━━ Records supplied ━━

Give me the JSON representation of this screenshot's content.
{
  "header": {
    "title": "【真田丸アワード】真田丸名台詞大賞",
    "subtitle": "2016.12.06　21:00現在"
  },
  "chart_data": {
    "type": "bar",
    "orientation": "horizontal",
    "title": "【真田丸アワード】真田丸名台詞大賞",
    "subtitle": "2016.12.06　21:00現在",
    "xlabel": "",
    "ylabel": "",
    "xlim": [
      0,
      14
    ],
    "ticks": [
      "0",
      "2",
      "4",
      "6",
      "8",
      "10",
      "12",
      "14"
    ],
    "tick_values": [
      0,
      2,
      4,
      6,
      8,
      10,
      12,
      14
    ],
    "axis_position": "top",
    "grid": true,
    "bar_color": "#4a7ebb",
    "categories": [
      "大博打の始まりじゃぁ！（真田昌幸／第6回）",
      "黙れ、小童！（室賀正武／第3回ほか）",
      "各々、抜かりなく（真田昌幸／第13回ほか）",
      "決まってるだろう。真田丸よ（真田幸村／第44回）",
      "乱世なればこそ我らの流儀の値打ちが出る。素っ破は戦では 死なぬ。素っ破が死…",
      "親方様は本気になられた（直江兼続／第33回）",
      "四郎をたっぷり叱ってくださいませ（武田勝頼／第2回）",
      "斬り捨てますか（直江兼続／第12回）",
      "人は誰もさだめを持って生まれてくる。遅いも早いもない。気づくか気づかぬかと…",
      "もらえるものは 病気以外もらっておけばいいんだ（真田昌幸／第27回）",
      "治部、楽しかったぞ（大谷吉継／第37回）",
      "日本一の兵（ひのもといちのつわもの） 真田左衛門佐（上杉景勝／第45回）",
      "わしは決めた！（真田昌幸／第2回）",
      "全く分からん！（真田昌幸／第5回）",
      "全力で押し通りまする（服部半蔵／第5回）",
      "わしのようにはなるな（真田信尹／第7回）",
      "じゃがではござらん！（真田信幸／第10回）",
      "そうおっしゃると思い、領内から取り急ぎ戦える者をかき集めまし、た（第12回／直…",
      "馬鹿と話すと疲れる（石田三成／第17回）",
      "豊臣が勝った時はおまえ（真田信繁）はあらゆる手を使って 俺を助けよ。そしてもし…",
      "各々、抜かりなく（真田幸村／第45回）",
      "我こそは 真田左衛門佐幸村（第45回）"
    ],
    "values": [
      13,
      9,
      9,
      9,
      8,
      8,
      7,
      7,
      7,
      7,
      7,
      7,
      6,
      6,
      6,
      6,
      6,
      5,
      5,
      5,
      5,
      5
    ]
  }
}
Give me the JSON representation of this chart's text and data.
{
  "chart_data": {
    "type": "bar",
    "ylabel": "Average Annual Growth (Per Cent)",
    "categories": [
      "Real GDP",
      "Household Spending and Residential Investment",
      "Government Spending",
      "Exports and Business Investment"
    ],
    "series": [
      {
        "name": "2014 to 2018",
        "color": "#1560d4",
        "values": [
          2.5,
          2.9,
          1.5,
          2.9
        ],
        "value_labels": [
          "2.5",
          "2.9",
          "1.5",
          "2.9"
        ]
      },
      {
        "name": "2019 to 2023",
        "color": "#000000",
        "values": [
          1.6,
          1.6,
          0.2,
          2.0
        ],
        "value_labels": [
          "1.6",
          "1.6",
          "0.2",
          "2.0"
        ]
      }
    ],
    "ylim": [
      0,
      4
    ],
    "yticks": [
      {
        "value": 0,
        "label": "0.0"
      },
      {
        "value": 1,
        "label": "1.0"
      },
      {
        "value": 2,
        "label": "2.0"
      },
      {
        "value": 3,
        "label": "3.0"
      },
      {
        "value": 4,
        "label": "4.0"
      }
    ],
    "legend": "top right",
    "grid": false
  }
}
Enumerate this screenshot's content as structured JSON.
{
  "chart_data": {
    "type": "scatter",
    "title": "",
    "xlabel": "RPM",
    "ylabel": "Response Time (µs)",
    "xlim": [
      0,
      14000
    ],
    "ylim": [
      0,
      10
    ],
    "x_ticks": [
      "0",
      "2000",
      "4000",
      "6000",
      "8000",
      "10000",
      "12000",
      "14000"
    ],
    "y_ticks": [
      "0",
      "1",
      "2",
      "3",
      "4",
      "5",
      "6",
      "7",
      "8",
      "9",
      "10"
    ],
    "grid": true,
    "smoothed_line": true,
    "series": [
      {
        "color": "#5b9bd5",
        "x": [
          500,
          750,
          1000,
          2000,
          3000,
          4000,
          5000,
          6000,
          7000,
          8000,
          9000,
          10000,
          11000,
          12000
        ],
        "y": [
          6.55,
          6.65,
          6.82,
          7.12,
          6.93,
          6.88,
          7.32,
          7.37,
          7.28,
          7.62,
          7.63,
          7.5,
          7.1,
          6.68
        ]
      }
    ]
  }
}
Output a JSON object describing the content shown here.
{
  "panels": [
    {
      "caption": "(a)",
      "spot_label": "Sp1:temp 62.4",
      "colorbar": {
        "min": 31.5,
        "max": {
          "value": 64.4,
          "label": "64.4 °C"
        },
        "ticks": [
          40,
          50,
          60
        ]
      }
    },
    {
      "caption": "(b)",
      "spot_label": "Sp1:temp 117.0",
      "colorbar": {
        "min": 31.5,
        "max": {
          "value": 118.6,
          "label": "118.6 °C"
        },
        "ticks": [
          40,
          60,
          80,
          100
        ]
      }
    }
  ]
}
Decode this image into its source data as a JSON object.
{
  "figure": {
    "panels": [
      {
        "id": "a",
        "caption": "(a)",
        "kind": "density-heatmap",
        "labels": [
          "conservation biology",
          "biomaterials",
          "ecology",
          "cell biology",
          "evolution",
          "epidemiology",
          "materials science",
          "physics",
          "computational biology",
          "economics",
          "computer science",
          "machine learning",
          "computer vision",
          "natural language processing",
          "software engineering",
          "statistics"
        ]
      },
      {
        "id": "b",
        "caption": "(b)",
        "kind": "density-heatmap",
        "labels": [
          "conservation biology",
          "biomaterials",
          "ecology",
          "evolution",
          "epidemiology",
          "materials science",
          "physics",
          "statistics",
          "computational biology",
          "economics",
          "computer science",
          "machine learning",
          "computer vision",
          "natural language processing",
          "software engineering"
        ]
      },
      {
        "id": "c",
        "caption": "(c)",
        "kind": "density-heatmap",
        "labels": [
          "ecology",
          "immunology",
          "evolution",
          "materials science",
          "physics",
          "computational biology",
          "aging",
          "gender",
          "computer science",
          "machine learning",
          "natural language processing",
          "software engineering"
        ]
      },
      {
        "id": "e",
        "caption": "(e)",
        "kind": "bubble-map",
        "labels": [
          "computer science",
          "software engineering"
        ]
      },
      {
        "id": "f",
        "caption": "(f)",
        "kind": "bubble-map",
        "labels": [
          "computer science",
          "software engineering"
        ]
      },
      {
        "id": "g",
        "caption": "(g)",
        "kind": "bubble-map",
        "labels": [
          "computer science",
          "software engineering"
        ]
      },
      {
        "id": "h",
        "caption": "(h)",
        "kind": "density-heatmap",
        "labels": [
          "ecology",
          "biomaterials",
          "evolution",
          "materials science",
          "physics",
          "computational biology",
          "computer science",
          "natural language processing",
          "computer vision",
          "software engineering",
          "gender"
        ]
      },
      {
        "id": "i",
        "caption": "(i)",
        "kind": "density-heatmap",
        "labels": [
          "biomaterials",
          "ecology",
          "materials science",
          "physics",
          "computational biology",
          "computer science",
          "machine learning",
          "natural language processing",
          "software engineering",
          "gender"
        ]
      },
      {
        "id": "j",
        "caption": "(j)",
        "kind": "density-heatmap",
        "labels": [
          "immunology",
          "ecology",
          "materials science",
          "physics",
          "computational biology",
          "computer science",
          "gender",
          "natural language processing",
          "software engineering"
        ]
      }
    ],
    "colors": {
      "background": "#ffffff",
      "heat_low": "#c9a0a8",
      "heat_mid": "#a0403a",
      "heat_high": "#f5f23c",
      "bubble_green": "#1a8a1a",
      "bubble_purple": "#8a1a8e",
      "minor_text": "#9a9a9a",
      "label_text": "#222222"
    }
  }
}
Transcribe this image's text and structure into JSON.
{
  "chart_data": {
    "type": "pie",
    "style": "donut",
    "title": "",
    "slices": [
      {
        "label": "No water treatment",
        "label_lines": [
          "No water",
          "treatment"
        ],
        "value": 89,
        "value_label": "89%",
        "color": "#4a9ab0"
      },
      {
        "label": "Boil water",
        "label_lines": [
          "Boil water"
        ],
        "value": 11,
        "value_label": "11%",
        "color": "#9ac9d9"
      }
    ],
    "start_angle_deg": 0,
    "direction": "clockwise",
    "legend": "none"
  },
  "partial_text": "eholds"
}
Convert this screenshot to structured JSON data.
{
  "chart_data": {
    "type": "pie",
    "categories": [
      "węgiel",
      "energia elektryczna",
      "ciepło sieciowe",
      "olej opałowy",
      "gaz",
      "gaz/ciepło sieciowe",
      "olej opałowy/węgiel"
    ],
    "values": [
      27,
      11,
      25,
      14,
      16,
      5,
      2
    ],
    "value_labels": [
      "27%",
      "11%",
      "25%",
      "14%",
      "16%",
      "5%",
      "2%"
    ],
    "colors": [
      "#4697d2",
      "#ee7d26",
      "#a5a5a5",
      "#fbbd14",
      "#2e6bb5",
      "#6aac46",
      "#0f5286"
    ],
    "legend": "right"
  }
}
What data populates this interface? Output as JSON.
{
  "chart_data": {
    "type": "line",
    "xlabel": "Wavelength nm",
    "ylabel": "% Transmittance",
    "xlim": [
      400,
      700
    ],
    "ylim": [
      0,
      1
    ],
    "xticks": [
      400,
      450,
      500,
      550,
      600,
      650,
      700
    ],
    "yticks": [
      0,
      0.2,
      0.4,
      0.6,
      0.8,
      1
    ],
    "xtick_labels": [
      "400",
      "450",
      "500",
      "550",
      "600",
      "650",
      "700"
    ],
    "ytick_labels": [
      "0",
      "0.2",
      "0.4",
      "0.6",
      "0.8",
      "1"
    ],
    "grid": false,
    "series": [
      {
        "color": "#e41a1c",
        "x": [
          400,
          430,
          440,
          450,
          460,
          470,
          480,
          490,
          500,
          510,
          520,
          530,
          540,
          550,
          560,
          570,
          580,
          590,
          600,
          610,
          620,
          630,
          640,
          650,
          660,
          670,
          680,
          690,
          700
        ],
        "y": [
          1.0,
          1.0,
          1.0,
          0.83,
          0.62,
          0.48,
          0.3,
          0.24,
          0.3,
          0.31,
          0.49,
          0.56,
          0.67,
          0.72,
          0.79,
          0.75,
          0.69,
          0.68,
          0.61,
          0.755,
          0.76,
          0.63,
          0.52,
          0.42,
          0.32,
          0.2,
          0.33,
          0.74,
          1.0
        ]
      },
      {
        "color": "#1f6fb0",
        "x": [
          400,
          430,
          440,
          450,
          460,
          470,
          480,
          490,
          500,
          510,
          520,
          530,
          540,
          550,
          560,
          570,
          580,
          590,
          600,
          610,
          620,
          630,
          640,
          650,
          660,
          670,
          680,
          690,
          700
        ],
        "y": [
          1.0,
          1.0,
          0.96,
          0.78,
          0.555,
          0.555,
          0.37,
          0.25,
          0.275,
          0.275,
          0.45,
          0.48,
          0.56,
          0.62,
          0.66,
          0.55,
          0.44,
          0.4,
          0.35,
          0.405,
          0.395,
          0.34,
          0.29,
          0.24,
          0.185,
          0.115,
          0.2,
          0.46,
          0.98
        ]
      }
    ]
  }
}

━━━

Say how many lines contain the string "caption", giving nothing but the count.

11